__What is needed__
Look below. Copy each line that has "ΚΑΣΣΑ" in it.

-- START OF Provided records --

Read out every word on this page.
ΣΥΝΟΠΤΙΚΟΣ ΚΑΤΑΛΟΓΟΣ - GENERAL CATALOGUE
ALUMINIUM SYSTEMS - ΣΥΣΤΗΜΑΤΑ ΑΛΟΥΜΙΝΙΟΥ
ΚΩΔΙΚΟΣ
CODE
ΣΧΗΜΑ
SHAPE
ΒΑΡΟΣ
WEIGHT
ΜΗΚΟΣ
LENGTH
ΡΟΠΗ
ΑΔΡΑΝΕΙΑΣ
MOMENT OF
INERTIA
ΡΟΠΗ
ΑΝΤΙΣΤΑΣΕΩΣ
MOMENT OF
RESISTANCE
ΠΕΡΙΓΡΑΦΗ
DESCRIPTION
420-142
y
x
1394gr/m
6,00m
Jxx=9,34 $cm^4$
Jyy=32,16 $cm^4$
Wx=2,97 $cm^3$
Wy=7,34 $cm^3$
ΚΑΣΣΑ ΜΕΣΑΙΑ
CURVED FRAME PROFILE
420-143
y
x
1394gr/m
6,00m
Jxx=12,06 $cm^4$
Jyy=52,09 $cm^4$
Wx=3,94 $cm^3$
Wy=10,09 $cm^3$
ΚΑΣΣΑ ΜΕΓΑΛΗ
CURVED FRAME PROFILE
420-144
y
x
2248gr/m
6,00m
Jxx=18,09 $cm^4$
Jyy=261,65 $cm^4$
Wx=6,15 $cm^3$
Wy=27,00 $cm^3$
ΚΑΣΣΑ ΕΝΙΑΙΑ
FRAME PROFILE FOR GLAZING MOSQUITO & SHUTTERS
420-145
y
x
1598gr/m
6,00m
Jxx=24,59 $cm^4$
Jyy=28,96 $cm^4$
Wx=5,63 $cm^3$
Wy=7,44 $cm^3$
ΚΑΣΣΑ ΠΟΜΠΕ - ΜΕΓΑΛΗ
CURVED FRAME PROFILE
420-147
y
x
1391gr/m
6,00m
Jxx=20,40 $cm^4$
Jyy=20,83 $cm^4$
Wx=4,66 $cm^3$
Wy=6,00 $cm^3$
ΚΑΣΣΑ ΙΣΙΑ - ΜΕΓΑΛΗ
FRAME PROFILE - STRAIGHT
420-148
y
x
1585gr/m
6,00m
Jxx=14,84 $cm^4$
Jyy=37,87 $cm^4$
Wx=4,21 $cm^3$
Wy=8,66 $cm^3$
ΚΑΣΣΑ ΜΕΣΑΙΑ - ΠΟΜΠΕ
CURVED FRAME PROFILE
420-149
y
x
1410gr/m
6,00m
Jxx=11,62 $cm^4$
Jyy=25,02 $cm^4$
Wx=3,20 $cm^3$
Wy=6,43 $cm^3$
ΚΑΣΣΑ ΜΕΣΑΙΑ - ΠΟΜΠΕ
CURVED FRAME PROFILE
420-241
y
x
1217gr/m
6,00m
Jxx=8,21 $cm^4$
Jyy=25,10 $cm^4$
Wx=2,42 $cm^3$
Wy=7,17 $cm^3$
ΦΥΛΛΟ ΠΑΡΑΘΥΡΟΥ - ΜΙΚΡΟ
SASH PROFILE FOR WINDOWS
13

-- END OF Provided records --

__Expected answer__
ΚΑΣΣΑ ΜΕΣΑΙΑ
ΚΑΣΣΑ ΜΕΓΑΛΗ
ΚΑΣΣΑ ΕΝΙΑΙΑ
ΚΑΣΣΑ ΠΟΜΠΕ - ΜΕΓΑΛΗ
ΚΑΣΣΑ ΙΣΙΑ - ΜΕΓΑΛΗ
ΚΑΣΣΑ ΜΕΣΑΙΑ - ΠΟΜΠΕ
ΚΑΣΣΑ ΜΕΣΑΙΑ - ΠΟΜΠΕ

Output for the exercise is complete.